• **WHAT TO PRODUCE**:
Copy the material below word for word, keeping every line unchanged.

• **MATERIAL SHOWN**:
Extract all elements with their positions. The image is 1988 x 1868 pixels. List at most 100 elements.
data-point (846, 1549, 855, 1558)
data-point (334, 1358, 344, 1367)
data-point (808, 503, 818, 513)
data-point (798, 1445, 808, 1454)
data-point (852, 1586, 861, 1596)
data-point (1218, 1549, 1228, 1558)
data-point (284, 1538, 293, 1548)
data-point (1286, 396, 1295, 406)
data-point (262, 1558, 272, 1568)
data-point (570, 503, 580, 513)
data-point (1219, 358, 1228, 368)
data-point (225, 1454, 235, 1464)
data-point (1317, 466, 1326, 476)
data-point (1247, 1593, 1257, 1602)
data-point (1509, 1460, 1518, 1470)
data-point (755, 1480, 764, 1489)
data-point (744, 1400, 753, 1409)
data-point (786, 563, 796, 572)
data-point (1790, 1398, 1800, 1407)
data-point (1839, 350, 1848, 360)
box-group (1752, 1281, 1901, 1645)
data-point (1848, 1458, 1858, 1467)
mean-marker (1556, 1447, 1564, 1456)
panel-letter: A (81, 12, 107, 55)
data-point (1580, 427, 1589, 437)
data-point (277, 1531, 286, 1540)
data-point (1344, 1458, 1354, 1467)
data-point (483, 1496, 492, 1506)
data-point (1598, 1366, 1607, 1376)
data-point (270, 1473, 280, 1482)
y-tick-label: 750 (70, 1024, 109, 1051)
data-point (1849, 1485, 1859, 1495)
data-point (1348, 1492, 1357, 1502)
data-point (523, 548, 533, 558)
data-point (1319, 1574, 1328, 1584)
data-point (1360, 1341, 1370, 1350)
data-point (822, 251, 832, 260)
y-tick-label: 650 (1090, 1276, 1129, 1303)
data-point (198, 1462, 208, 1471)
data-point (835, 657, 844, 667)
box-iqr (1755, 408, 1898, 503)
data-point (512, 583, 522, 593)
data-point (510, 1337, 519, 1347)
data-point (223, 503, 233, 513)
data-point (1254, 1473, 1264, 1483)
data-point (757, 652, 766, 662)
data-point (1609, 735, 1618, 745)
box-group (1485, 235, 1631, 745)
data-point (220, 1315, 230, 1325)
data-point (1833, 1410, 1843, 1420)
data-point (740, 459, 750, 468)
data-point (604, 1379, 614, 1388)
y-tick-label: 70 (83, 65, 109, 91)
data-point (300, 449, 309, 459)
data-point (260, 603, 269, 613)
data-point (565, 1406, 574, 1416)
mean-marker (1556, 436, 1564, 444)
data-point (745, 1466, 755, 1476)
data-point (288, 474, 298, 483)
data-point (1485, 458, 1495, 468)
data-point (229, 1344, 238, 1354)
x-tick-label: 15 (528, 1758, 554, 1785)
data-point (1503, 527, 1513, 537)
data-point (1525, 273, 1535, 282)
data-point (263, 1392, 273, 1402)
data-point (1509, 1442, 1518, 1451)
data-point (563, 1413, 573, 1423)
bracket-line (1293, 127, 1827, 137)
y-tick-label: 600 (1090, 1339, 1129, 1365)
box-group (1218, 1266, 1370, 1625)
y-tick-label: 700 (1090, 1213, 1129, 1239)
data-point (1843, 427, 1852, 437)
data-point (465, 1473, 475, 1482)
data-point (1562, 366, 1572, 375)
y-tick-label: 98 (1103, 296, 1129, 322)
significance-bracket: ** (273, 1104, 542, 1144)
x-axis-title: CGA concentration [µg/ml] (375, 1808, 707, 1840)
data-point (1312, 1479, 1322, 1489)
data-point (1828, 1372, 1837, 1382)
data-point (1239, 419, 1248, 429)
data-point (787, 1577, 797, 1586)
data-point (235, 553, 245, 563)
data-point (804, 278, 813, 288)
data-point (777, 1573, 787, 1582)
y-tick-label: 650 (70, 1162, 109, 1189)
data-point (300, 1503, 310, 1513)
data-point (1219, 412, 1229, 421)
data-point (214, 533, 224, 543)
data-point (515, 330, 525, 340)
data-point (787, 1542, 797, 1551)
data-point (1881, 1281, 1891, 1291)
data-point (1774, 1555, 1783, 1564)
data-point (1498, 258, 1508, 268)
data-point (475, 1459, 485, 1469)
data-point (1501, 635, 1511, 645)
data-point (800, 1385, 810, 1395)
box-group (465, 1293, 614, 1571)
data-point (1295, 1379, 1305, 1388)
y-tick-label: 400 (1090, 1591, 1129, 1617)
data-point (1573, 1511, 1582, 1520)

• **PROBLEM SOLUTION**:
Extract all elements with their positions. The image is 1988 x 1868 pixels. List at most 100 elements.
data-point (846, 1549, 855, 1558)
data-point (334, 1358, 344, 1367)
data-point (808, 503, 818, 513)
data-point (798, 1445, 808, 1454)
data-point (852, 1586, 861, 1596)
data-point (1218, 1549, 1228, 1558)
data-point (284, 1538, 293, 1548)
data-point (1286, 396, 1295, 406)
data-point (262, 1558, 272, 1568)
data-point (570, 503, 580, 513)
data-point (1219, 358, 1228, 368)
data-point (225, 1454, 235, 1464)
data-point (1317, 466, 1326, 476)
data-point (1247, 1593, 1257, 1602)
data-point (1509, 1460, 1518, 1470)
data-point (755, 1480, 764, 1489)
data-point (744, 1400, 753, 1409)
data-point (786, 563, 796, 572)
data-point (1790, 1398, 1800, 1407)
data-point (1839, 350, 1848, 360)
box-group (1752, 1281, 1901, 1645)
data-point (1848, 1458, 1858, 1467)
mean-marker (1556, 1447, 1564, 1456)
panel-letter: A (81, 12, 107, 55)
data-point (1580, 427, 1589, 437)
data-point (277, 1531, 286, 1540)
data-point (1344, 1458, 1354, 1467)
data-point (483, 1496, 492, 1506)
data-point (1598, 1366, 1607, 1376)
data-point (270, 1473, 280, 1482)
y-tick-label: 750 (70, 1024, 109, 1051)
data-point (1849, 1485, 1859, 1495)
data-point (1348, 1492, 1357, 1502)
data-point (523, 548, 533, 558)
data-point (1319, 1574, 1328, 1584)
data-point (1360, 1341, 1370, 1350)
data-point (822, 251, 832, 260)
y-tick-label: 650 (1090, 1276, 1129, 1303)
data-point (198, 1462, 208, 1471)
data-point (835, 657, 844, 667)
box-iqr (1755, 408, 1898, 503)
data-point (512, 583, 522, 593)
data-point (510, 1337, 519, 1347)
data-point (223, 503, 233, 513)
data-point (1254, 1473, 1264, 1483)
data-point (757, 652, 766, 662)
data-point (1609, 735, 1618, 745)
box-group (1485, 235, 1631, 745)
data-point (220, 1315, 230, 1325)
data-point (1833, 1410, 1843, 1420)
data-point (740, 459, 750, 468)
data-point (604, 1379, 614, 1388)
y-tick-label: 70 (83, 65, 109, 91)
data-point (300, 449, 309, 459)
data-point (260, 603, 269, 613)
data-point (565, 1406, 574, 1416)
mean-marker (1556, 436, 1564, 444)
data-point (745, 1466, 755, 1476)
data-point (288, 474, 298, 483)
data-point (1485, 458, 1495, 468)
data-point (229, 1344, 238, 1354)
x-tick-label: 15 (528, 1758, 554, 1785)
data-point (1503, 527, 1513, 537)
data-point (1525, 273, 1535, 282)
data-point (263, 1392, 273, 1402)
data-point (1509, 1442, 1518, 1451)
data-point (563, 1413, 573, 1423)
bracket-line (1293, 127, 1827, 137)
y-tick-label: 600 (1090, 1339, 1129, 1365)
box-group (1218, 1266, 1370, 1625)
y-tick-label: 700 (1090, 1213, 1129, 1239)
data-point (1843, 427, 1852, 437)
data-point (465, 1473, 475, 1482)
data-point (1562, 366, 1572, 375)
y-tick-label: 98 (1103, 296, 1129, 322)
significance-bracket: ** (273, 1104, 542, 1144)
x-axis-title: CGA concentration [µg/ml] (375, 1808, 707, 1840)
data-point (1312, 1479, 1322, 1489)
data-point (1828, 1372, 1837, 1382)
data-point (1239, 419, 1248, 429)
data-point (787, 1577, 797, 1586)
data-point (235, 553, 245, 563)
data-point (804, 278, 813, 288)
data-point (777, 1573, 787, 1582)
y-tick-label: 650 (70, 1162, 109, 1189)
data-point (300, 1503, 310, 1513)
data-point (1219, 412, 1229, 421)
data-point (214, 533, 224, 543)
data-point (515, 330, 525, 340)
data-point (787, 1542, 797, 1551)
data-point (1881, 1281, 1891, 1291)
data-point (1774, 1555, 1783, 1564)
data-point (1498, 258, 1508, 268)
data-point (475, 1459, 485, 1469)
data-point (1501, 635, 1511, 645)
data-point (800, 1385, 810, 1395)
box-group (465, 1293, 614, 1571)
data-point (1295, 1379, 1305, 1388)
y-tick-label: 400 (1090, 1591, 1129, 1617)
data-point (1573, 1511, 1582, 1520)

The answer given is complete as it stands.